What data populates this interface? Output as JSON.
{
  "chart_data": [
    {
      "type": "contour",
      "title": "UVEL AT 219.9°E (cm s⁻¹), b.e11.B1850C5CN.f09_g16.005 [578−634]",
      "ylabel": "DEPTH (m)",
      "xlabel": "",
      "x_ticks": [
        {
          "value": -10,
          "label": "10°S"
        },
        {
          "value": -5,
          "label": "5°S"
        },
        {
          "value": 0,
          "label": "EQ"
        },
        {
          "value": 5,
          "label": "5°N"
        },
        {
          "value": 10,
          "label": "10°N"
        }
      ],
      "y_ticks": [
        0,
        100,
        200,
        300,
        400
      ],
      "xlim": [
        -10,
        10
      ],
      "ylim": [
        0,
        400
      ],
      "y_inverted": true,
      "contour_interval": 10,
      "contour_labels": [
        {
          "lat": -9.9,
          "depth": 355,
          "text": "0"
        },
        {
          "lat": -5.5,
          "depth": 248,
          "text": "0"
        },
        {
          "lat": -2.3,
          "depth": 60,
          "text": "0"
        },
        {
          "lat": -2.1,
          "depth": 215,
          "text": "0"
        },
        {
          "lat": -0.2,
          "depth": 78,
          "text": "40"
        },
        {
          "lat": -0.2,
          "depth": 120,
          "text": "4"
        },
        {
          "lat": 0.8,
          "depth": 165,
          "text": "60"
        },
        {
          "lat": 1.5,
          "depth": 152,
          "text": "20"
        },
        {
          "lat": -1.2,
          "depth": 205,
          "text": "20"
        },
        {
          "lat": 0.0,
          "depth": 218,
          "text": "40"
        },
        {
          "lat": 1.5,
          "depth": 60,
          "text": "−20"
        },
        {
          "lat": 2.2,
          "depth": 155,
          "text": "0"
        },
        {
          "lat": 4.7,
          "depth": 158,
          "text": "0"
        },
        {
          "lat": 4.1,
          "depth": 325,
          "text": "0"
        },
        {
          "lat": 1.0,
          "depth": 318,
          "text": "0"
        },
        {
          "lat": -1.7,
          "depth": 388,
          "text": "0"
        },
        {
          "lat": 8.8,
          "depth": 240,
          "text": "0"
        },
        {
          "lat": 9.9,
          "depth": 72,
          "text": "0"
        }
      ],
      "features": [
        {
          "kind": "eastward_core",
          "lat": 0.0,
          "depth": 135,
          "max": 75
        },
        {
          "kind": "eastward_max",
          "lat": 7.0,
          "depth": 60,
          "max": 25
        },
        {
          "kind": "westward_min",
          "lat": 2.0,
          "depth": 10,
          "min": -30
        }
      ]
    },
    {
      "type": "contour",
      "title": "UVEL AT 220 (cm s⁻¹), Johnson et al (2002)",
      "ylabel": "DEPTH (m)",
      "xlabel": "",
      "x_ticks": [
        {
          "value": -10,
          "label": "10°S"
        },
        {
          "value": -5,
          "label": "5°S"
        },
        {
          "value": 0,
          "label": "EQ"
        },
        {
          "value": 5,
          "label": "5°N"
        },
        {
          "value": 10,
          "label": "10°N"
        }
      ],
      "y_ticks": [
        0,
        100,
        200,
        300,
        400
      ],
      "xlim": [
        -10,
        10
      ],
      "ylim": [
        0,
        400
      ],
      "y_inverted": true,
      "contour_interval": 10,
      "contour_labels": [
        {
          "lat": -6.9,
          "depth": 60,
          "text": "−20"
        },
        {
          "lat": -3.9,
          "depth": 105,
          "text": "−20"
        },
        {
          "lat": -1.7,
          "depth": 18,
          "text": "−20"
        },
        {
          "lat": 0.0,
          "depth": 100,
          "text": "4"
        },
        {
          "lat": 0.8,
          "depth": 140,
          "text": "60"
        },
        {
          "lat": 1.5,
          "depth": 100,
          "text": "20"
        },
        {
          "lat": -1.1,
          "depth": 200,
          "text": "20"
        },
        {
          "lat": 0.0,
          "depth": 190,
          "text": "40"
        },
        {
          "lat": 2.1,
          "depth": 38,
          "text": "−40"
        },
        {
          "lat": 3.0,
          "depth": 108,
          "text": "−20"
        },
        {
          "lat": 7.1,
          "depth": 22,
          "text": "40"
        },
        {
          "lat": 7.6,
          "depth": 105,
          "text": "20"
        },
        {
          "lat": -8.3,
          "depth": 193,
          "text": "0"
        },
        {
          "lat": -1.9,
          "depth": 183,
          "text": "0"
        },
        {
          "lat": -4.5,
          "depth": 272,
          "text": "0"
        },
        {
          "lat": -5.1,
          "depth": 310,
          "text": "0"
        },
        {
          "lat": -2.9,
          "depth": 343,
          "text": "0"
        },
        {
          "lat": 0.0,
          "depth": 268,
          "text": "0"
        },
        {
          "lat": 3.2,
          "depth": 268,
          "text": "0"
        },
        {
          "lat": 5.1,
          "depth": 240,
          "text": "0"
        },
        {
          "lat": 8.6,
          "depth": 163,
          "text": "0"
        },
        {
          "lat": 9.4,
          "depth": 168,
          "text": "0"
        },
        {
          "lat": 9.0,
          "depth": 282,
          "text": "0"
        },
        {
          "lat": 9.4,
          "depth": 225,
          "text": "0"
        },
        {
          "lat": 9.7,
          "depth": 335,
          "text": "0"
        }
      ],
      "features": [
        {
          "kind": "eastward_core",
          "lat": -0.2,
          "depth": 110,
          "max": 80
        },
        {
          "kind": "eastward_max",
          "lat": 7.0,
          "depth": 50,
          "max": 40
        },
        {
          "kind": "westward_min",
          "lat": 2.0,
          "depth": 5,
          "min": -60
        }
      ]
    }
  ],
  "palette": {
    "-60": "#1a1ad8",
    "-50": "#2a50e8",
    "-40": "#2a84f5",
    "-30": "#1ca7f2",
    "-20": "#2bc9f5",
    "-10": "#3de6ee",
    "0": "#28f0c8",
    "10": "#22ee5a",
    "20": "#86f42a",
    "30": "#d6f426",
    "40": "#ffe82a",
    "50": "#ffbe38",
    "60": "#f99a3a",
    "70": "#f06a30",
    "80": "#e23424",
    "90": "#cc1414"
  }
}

==============================

Return each entry from the material above exactly as it appears.

• THE REPLY:
What data populates this interface? Output as JSON.
{
  "chart_data": [
    {
      "type": "contour",
      "title": "UVEL AT 219.9°E (cm s⁻¹), b.e11.B1850C5CN.f09_g16.005 [578−634]",
      "ylabel": "DEPTH (m)",
      "xlabel": "",
      "x_ticks": [
        {
          "value": -10,
          "label": "10°S"
        },
        {
          "value": -5,
          "label": "5°S"
        },
        {
          "value": 0,
          "label": "EQ"
        },
        {
          "value": 5,
          "label": "5°N"
        },
        {
          "value": 10,
          "label": "10°N"
        }
      ],
      "y_ticks": [
        0,
        100,
        200,
        300,
        400
      ],
      "xlim": [
        -10,
        10
      ],
      "ylim": [
        0,
        400
      ],
      "y_inverted": true,
      "contour_interval": 10,
      "contour_labels": [
        {
          "lat": -9.9,
          "depth": 355,
          "text": "0"
        },
        {
          "lat": -5.5,
          "depth": 248,
          "text": "0"
        },
        {
          "lat": -2.3,
          "depth": 60,
          "text": "0"
        },
        {
          "lat": -2.1,
          "depth": 215,
          "text": "0"
        },
        {
          "lat": -0.2,
          "depth": 78,
          "text": "40"
        },
        {
          "lat": -0.2,
          "depth": 120,
          "text": "4"
        },
        {
          "lat": 0.8,
          "depth": 165,
          "text": "60"
        },
        {
          "lat": 1.5,
          "depth": 152,
          "text": "20"
        },
        {
          "lat": -1.2,
          "depth": 205,
          "text": "20"
        },
        {
          "lat": 0.0,
          "depth": 218,
          "text": "40"
        },
        {
          "lat": 1.5,
          "depth": 60,
          "text": "−20"
        },
        {
          "lat": 2.2,
          "depth": 155,
          "text": "0"
        },
        {
          "lat": 4.7,
          "depth": 158,
          "text": "0"
        },
        {
          "lat": 4.1,
          "depth": 325,
          "text": "0"
        },
        {
          "lat": 1.0,
          "depth": 318,
          "text": "0"
        },
        {
          "lat": -1.7,
          "depth": 388,
          "text": "0"
        },
        {
          "lat": 8.8,
          "depth": 240,
          "text": "0"
        },
        {
          "lat": 9.9,
          "depth": 72,
          "text": "0"
        }
      ],
      "features": [
        {
          "kind": "eastward_core",
          "lat": 0.0,
          "depth": 135,
          "max": 75
        },
        {
          "kind": "eastward_max",
          "lat": 7.0,
          "depth": 60,
          "max": 25
        },
        {
          "kind": "westward_min",
          "lat": 2.0,
          "depth": 10,
          "min": -30
        }
      ]
    },
    {
      "type": "contour",
      "title": "UVEL AT 220 (cm s⁻¹), Johnson et al (2002)",
      "ylabel": "DEPTH (m)",
      "xlabel": "",
      "x_ticks": [
        {
          "value": -10,
          "label": "10°S"
        },
        {
          "value": -5,
          "label": "5°S"
        },
        {
          "value": 0,
          "label": "EQ"
        },
        {
          "value": 5,
          "label": "5°N"
        },
        {
          "value": 10,
          "label": "10°N"
        }
      ],
      "y_ticks": [
        0,
        100,
        200,
        300,
        400
      ],
      "xlim": [
        -10,
        10
      ],
      "ylim": [
        0,
        400
      ],
      "y_inverted": true,
      "contour_interval": 10,
      "contour_labels": [
        {
          "lat": -6.9,
          "depth": 60,
          "text": "−20"
        },
        {
          "lat": -3.9,
          "depth": 105,
          "text": "−20"
        },
        {
          "lat": -1.7,
          "depth": 18,
          "text": "−20"
        },
        {
          "lat": 0.0,
          "depth": 100,
          "text": "4"
        },
        {
          "lat": 0.8,
          "depth": 140,
          "text": "60"
        },
        {
          "lat": 1.5,
          "depth": 100,
          "text": "20"
        },
        {
          "lat": -1.1,
          "depth": 200,
          "text": "20"
        },
        {
          "lat": 0.0,
          "depth": 190,
          "text": "40"
        },
        {
          "lat": 2.1,
          "depth": 38,
          "text": "−40"
        },
        {
          "lat": 3.0,
          "depth": 108,
          "text": "−20"
        },
        {
          "lat": 7.1,
          "depth": 22,
          "text": "40"
        },
        {
          "lat": 7.6,
          "depth": 105,
          "text": "20"
        },
        {
          "lat": -8.3,
          "depth": 193,
          "text": "0"
        },
        {
          "lat": -1.9,
          "depth": 183,
          "text": "0"
        },
        {
          "lat": -4.5,
          "depth": 272,
          "text": "0"
        },
        {
          "lat": -5.1,
          "depth": 310,
          "text": "0"
        },
        {
          "lat": -2.9,
          "depth": 343,
          "text": "0"
        },
        {
          "lat": 0.0,
          "depth": 268,
          "text": "0"
        },
        {
          "lat": 3.2,
          "depth": 268,
          "text": "0"
        },
        {
          "lat": 5.1,
          "depth": 240,
          "text": "0"
        },
        {
          "lat": 8.6,
          "depth": 163,
          "text": "0"
        },
        {
          "lat": 9.4,
          "depth": 168,
          "text": "0"
        },
        {
          "lat": 9.0,
          "depth": 282,
          "text": "0"
        },
        {
          "lat": 9.4,
          "depth": 225,
          "text": "0"
        },
        {
          "lat": 9.7,
          "depth": 335,
          "text": "0"
        }
      ],
      "features": [
        {
          "kind": "eastward_core",
          "lat": -0.2,
          "depth": 110,
          "max": 80
        },
        {
          "kind": "eastward_max",
          "lat": 7.0,
          "depth": 50,
          "max": 40
        },
        {
          "kind": "westward_min",
          "lat": 2.0,
          "depth": 5,
          "min": -60
        }
      ]
    }
  ],
  "palette": {
    "-60": "#1a1ad8",
    "-50": "#2a50e8",
    "-40": "#2a84f5",
    "-30": "#1ca7f2",
    "-20": "#2bc9f5",
    "-10": "#3de6ee",
    "0": "#28f0c8",
    "10": "#22ee5a",
    "20": "#86f42a",
    "30": "#d6f426",
    "40": "#ffe82a",
    "50": "#ffbe38",
    "60": "#f99a3a",
    "70": "#f06a30",
    "80": "#e23424",
    "90": "#cc1414"
  }
}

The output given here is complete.